Entries from a visual dataset:
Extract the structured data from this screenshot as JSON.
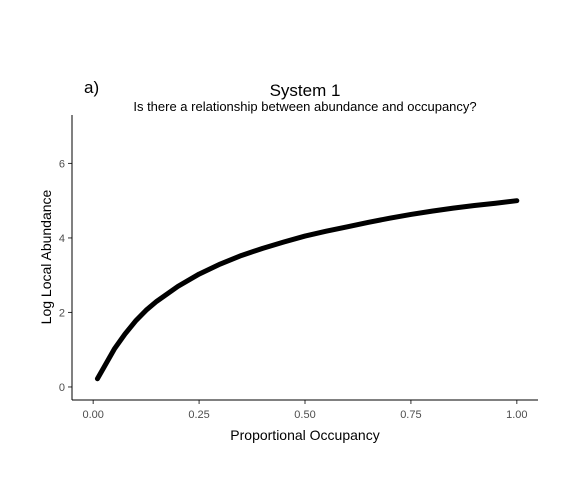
{
  "chart_data": {
    "type": "line",
    "panel_tag": "a)",
    "title": "System 1",
    "subtitle": "Is there a relationship between abundance and occupancy?",
    "xlabel": "Proportional Occupancy",
    "ylabel": "Log Local Abundance",
    "xlim": [
      -0.05,
      1.05
    ],
    "ylim": [
      -0.35,
      7.3
    ],
    "x_ticks": [
      0,
      0.25,
      0.5,
      0.75,
      1
    ],
    "x_tick_labels": [
      "0.00",
      "0.25",
      "0.50",
      "0.75",
      "1.00"
    ],
    "y_ticks": [
      0,
      2,
      4,
      6
    ],
    "y_tick_labels": [
      "0",
      "2",
      "4",
      "6"
    ],
    "grid": false,
    "series": [
      {
        "color": "#000000",
        "x": [
          0.01,
          0.025,
          0.05,
          0.075,
          0.1,
          0.125,
          0.15,
          0.2,
          0.25,
          0.3,
          0.35,
          0.4,
          0.45,
          0.5,
          0.55,
          0.6,
          0.65,
          0.7,
          0.75,
          0.8,
          0.85,
          0.9,
          0.95,
          1.0
        ],
        "y": [
          0.22,
          0.52,
          1.02,
          1.42,
          1.77,
          2.06,
          2.3,
          2.7,
          3.03,
          3.3,
          3.53,
          3.72,
          3.89,
          4.05,
          4.18,
          4.3,
          4.42,
          4.53,
          4.63,
          4.72,
          4.8,
          4.87,
          4.93,
          5.0
        ]
      }
    ]
  }
}
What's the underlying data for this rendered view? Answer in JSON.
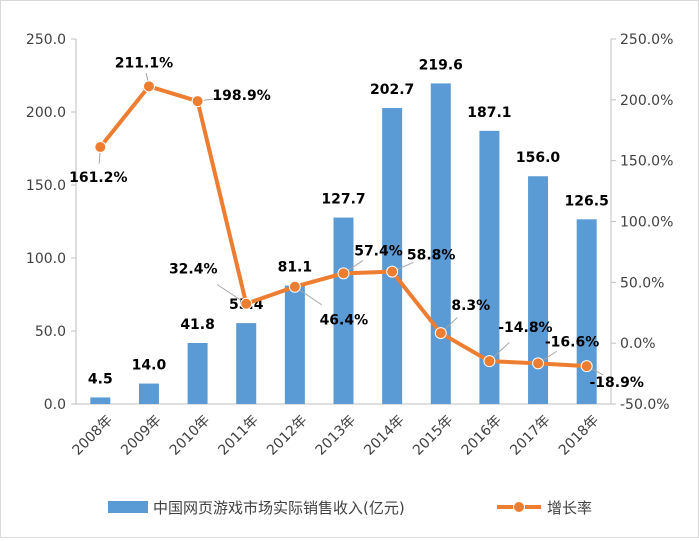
{
  "chart_data": {
    "type": "bar",
    "categories": [
      "2008年",
      "2009年",
      "2010年",
      "2011年",
      "2012年",
      "2013年",
      "2014年",
      "2015年",
      "2016年",
      "2017年",
      "2018年"
    ],
    "series": [
      {
        "name": "中国网页游戏市场实际销售收入(亿元)",
        "type": "bar",
        "axis": "left",
        "values": [
          4.5,
          14.0,
          41.8,
          55.4,
          81.1,
          127.7,
          202.7,
          219.6,
          187.1,
          156.0,
          126.5
        ],
        "labels": [
          "4.5",
          "14.0",
          "41.8",
          "55.4",
          "81.1",
          "127.7",
          "202.7",
          "219.6",
          "187.1",
          "156.0",
          "126.5"
        ],
        "color": "#5b9bd5"
      },
      {
        "name": "增长率",
        "type": "line",
        "axis": "right",
        "values": [
          161.2,
          211.1,
          198.9,
          32.4,
          46.4,
          57.4,
          58.8,
          8.3,
          -14.8,
          -16.6,
          -18.9
        ],
        "labels": [
          "161.2%",
          "211.1%",
          "198.9%",
          "32.4%",
          "46.4%",
          "57.4%",
          "58.8%",
          "8.3%",
          "-14.8%",
          "-16.6%",
          "-18.9%"
        ],
        "color": "#ed7d31"
      }
    ],
    "y_left": {
      "min": 0,
      "max": 250,
      "ticks": [
        "0.0",
        "50.0",
        "100.0",
        "150.0",
        "200.0",
        "250.0"
      ]
    },
    "y_right": {
      "min": -50,
      "max": 250,
      "ticks": [
        "-50.0%",
        "0.0%",
        "50.0%",
        "100.0%",
        "150.0%",
        "200.0%",
        "250.0%"
      ]
    },
    "grid": false,
    "legend": "bottom"
  }
}
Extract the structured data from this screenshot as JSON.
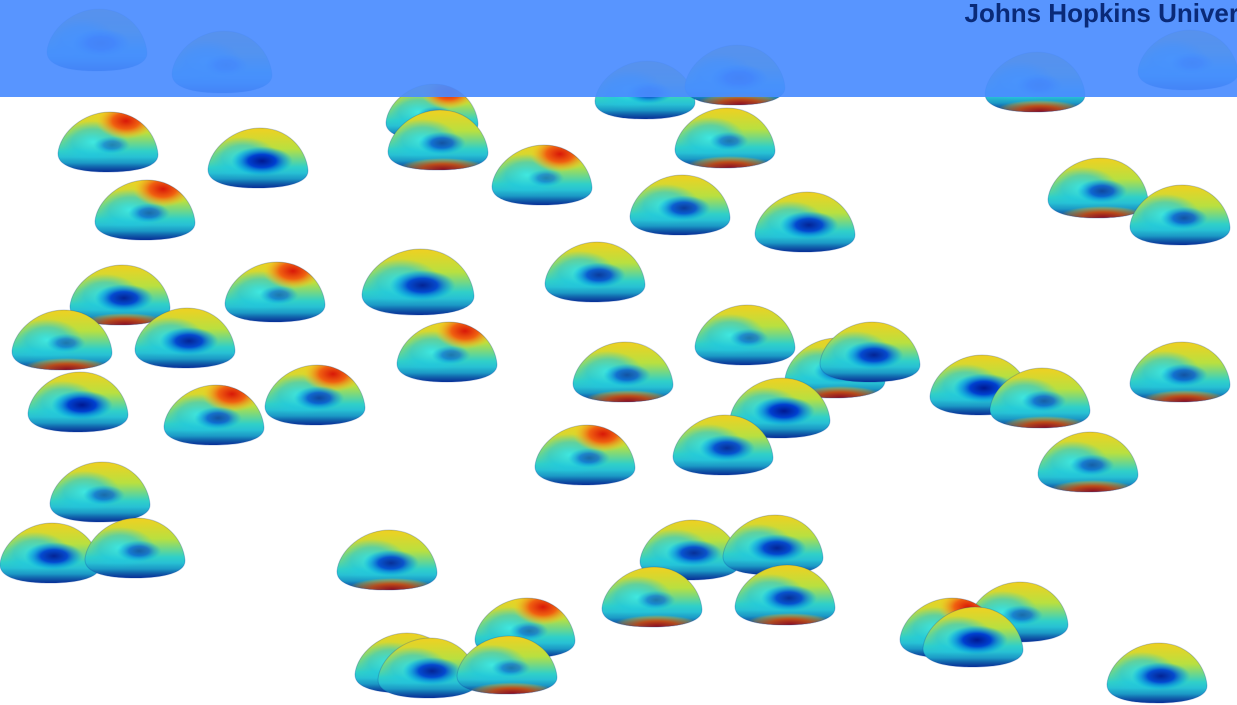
{
  "banner": {
    "text": "Johns Hopkins Univer",
    "color": "#4a8cff",
    "text_color": "#0a2a78"
  },
  "scene": {
    "subject": "colored 3D blob particles",
    "colormap": [
      "#0020a0",
      "#0050d8",
      "#00a8e0",
      "#30d8c8",
      "#b8e040",
      "#f0d020",
      "#f08020",
      "#d02010"
    ]
  }
}
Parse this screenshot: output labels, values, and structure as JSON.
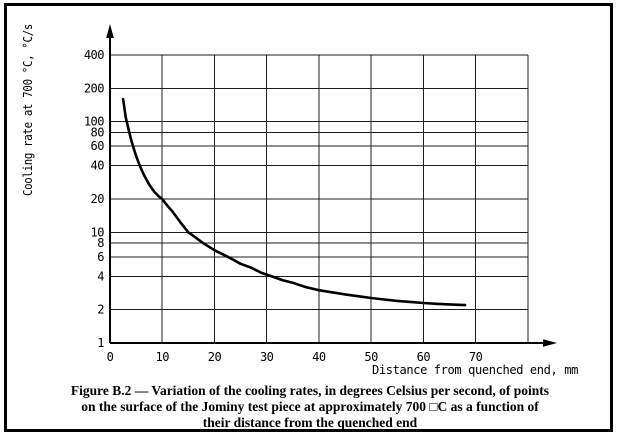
{
  "figure": {
    "caption_lines": [
      "Figure B.2 — Variation of the cooling rates, in degrees Celsius per second, of points",
      "on the surface of the Jominy test piece at approximately 700 □C as a function of",
      "their distance from the quenched end"
    ]
  },
  "chart_data": {
    "type": "line",
    "title": "",
    "xlabel": "Distance from quenched end, mm",
    "ylabel": "Cooling rate at 700 °C, °C/s",
    "x_scale": "linear",
    "y_scale": "log",
    "xlim": [
      0,
      80
    ],
    "ylim": [
      1,
      400
    ],
    "grid": true,
    "legend": "none",
    "x_gridlines": [
      0,
      10,
      20,
      30,
      40,
      50,
      60,
      70,
      80
    ],
    "x_tick_labels": [
      "0",
      "10",
      "20",
      "30",
      "40",
      "50",
      "60",
      "70"
    ],
    "y_ticks": [
      1,
      2,
      4,
      6,
      8,
      10,
      20,
      40,
      60,
      80,
      100,
      200,
      400
    ],
    "series": [
      {
        "name": "cooling-rate-curve",
        "points": [
          [
            2.5,
            160
          ],
          [
            3,
            110
          ],
          [
            3.5,
            87
          ],
          [
            4,
            70
          ],
          [
            4.5,
            58
          ],
          [
            5,
            49
          ],
          [
            5.7,
            40
          ],
          [
            6.5,
            33
          ],
          [
            7.5,
            27
          ],
          [
            8.5,
            23.2
          ],
          [
            9.3,
            21.2
          ],
          [
            10,
            20
          ],
          [
            11,
            17.4
          ],
          [
            12,
            15.3
          ],
          [
            13.5,
            12.3
          ],
          [
            15,
            10
          ],
          [
            16.5,
            8.9
          ],
          [
            17.8,
            8
          ],
          [
            20,
            6.9
          ],
          [
            22.6,
            6
          ],
          [
            25,
            5.2
          ],
          [
            27,
            4.8
          ],
          [
            29,
            4.3
          ],
          [
            31,
            4
          ],
          [
            33,
            3.7
          ],
          [
            35,
            3.5
          ],
          [
            37.5,
            3.2
          ],
          [
            40,
            3.0
          ],
          [
            42.5,
            2.87
          ],
          [
            45,
            2.75
          ],
          [
            47.5,
            2.65
          ],
          [
            50,
            2.55
          ],
          [
            52.5,
            2.47
          ],
          [
            55,
            2.4
          ],
          [
            57.5,
            2.35
          ],
          [
            60,
            2.3
          ],
          [
            62.5,
            2.26
          ],
          [
            65,
            2.23
          ],
          [
            68,
            2.2
          ]
        ]
      }
    ],
    "colors": {
      "curve": "#000000",
      "grid": "#1c1c1c",
      "axis": "#000000"
    }
  }
}
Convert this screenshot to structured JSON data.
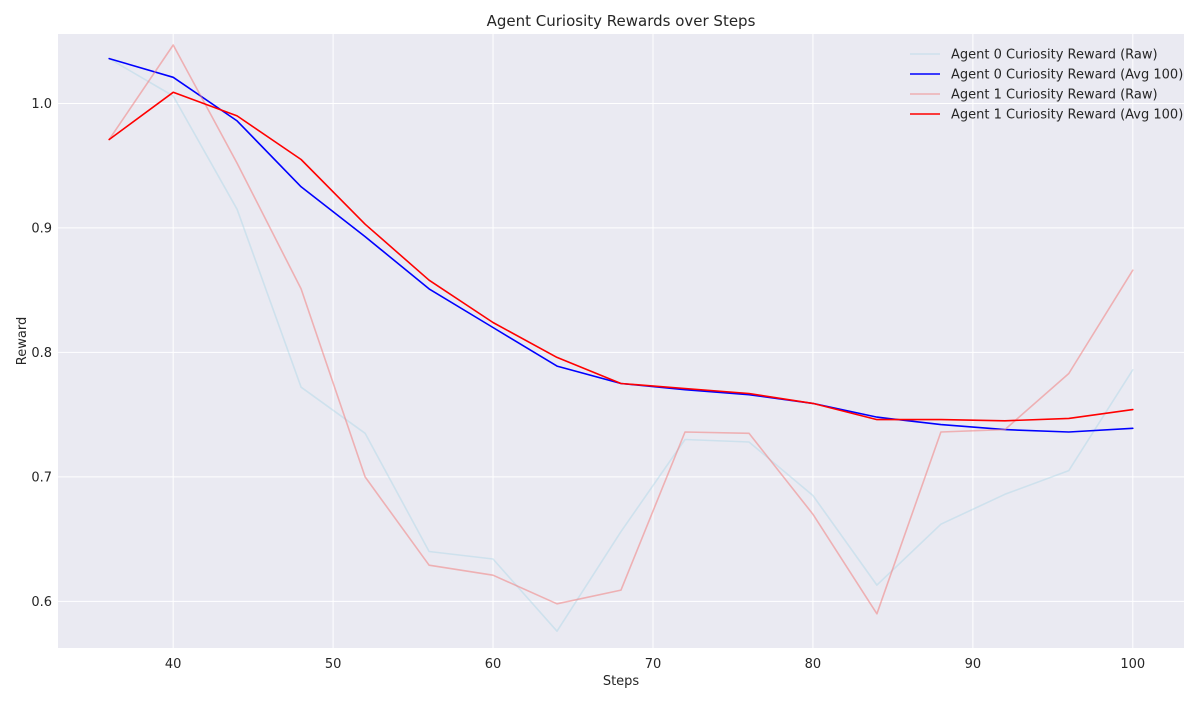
{
  "chart_data": {
    "type": "line",
    "title": "Agent Curiosity Rewards over Steps",
    "xlabel": "Steps",
    "ylabel": "Reward",
    "xlim": [
      32.8,
      103.2
    ],
    "ylim": [
      0.5625,
      1.0558
    ],
    "x_ticks": [
      40,
      50,
      60,
      70,
      80,
      90,
      100
    ],
    "y_ticks": [
      0.6,
      0.7,
      0.8,
      0.9,
      1.0
    ],
    "grid": true,
    "legend_position": "top-right",
    "x": [
      36,
      40,
      44,
      48,
      52,
      56,
      60,
      64,
      68,
      72,
      76,
      80,
      84,
      88,
      92,
      96,
      100
    ],
    "series": [
      {
        "name": "Agent 0 Curiosity Reward (Raw)",
        "color": "#add8e6",
        "opacity": 0.45,
        "values": [
          1.036,
          1.006,
          0.915,
          0.772,
          0.735,
          0.64,
          0.634,
          0.576,
          0.656,
          0.73,
          0.728,
          0.685,
          0.613,
          0.662,
          0.686,
          0.705,
          0.786
        ]
      },
      {
        "name": "Agent 0 Curiosity Reward (Avg 100)",
        "color": "#0000ff",
        "opacity": 1,
        "values": [
          1.036,
          1.021,
          0.986,
          0.933,
          0.893,
          0.851,
          0.82,
          0.789,
          0.775,
          0.77,
          0.766,
          0.759,
          0.748,
          0.742,
          0.738,
          0.736,
          0.739
        ]
      },
      {
        "name": "Agent 1 Curiosity Reward (Raw)",
        "color": "#f08080",
        "opacity": 0.55,
        "values": [
          0.971,
          1.047,
          0.952,
          0.851,
          0.7,
          0.629,
          0.621,
          0.598,
          0.609,
          0.736,
          0.735,
          0.67,
          0.59,
          0.736,
          0.738,
          0.783,
          0.866
        ]
      },
      {
        "name": "Agent 1 Curiosity Reward (Avg 100)",
        "color": "#ff0000",
        "opacity": 1,
        "values": [
          0.971,
          1.009,
          0.99,
          0.955,
          0.903,
          0.858,
          0.824,
          0.796,
          0.775,
          0.771,
          0.767,
          0.759,
          0.746,
          0.746,
          0.745,
          0.747,
          0.754
        ]
      }
    ]
  }
}
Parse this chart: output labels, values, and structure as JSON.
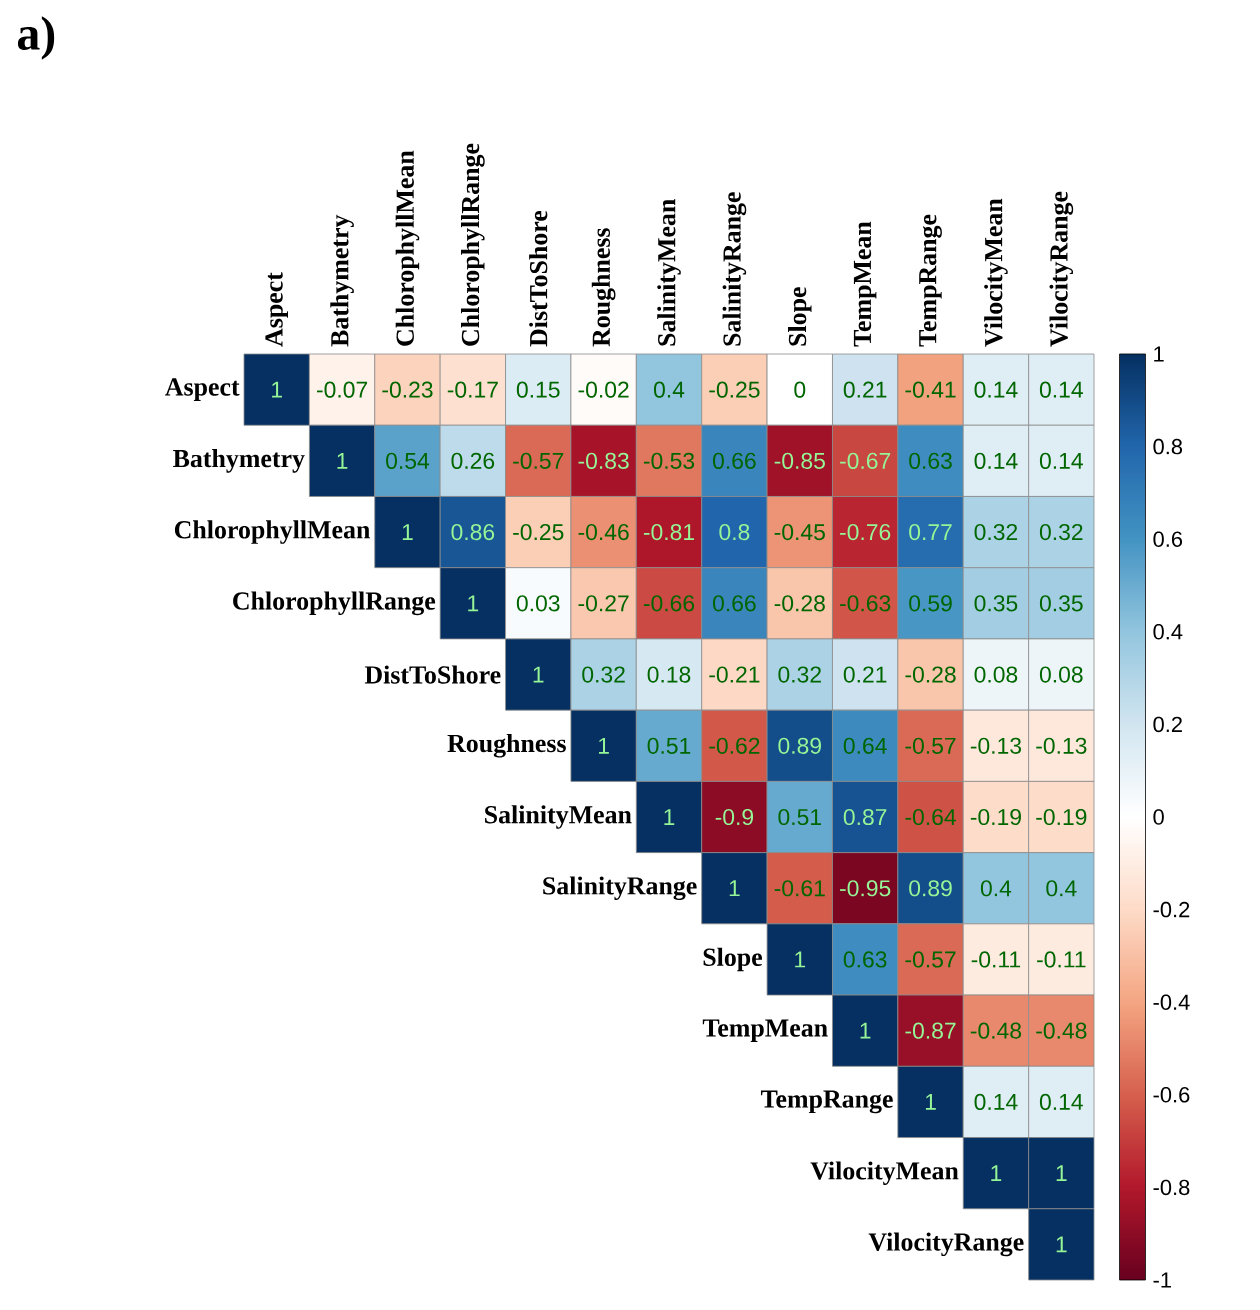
{
  "chart_data": {
    "type": "heatmap",
    "title": "a)",
    "categories": [
      "Aspect",
      "Bathymetry",
      "ChlorophyllMean",
      "ChlorophyllRange",
      "DistToShore",
      "Roughness",
      "SalinityMean",
      "SalinityRange",
      "Slope",
      "TempMean",
      "TempRange",
      "VilocityMean",
      "VilocityRange"
    ],
    "y_categories": [
      "Aspect",
      "Bathymetry",
      "ChlorophyllMean",
      "ChlorophyllRange",
      "DistToShore",
      "Roughness",
      "SalinityMean",
      "SalinityRange",
      "Slope",
      "TempMean",
      "TempRange",
      "VilocityMean",
      "VilocityRange"
    ],
    "cells": [
      [
        1,
        -0.07,
        -0.23,
        -0.17,
        0.15,
        -0.02,
        0.4,
        -0.25,
        0,
        0.21,
        -0.41,
        0.14,
        0.14
      ],
      [
        null,
        1,
        0.54,
        0.26,
        -0.57,
        -0.83,
        -0.53,
        0.66,
        -0.85,
        -0.67,
        0.63,
        0.14,
        0.14
      ],
      [
        null,
        null,
        1,
        0.86,
        -0.25,
        -0.46,
        -0.81,
        0.8,
        -0.45,
        -0.76,
        0.77,
        0.32,
        0.32
      ],
      [
        null,
        null,
        null,
        1,
        0.03,
        -0.27,
        -0.66,
        0.66,
        -0.28,
        -0.63,
        0.59,
        0.35,
        0.35
      ],
      [
        null,
        null,
        null,
        null,
        1,
        0.32,
        0.18,
        -0.21,
        0.32,
        0.21,
        -0.28,
        0.08,
        0.08
      ],
      [
        null,
        null,
        null,
        null,
        null,
        1,
        0.51,
        -0.62,
        0.89,
        0.64,
        -0.57,
        -0.13,
        -0.13
      ],
      [
        null,
        null,
        null,
        null,
        null,
        null,
        1,
        -0.9,
        0.51,
        0.87,
        -0.64,
        -0.19,
        -0.19
      ],
      [
        null,
        null,
        null,
        null,
        null,
        null,
        null,
        1,
        -0.61,
        -0.95,
        0.89,
        0.4,
        0.4
      ],
      [
        null,
        null,
        null,
        null,
        null,
        null,
        null,
        null,
        1,
        0.63,
        -0.57,
        -0.11,
        -0.11
      ],
      [
        null,
        null,
        null,
        null,
        null,
        null,
        null,
        null,
        null,
        1,
        -0.87,
        -0.48,
        -0.48
      ],
      [
        null,
        null,
        null,
        null,
        null,
        null,
        null,
        null,
        null,
        null,
        1,
        0.14,
        0.14
      ],
      [
        null,
        null,
        null,
        null,
        null,
        null,
        null,
        null,
        null,
        null,
        null,
        1,
        1
      ],
      [
        null,
        null,
        null,
        null,
        null,
        null,
        null,
        null,
        null,
        null,
        null,
        null,
        1
      ]
    ],
    "clim": [
      -1,
      1
    ],
    "cticks": [
      -1,
      -0.8,
      -0.6,
      -0.4,
      -0.2,
      0,
      0.2,
      0.4,
      0.6,
      0.8,
      1
    ],
    "data_labels": true
  }
}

== Written exercise ==
In the records above, how many lines hold the string "Curiosity"? Reply with only the number.

== Output of the exercise ==
5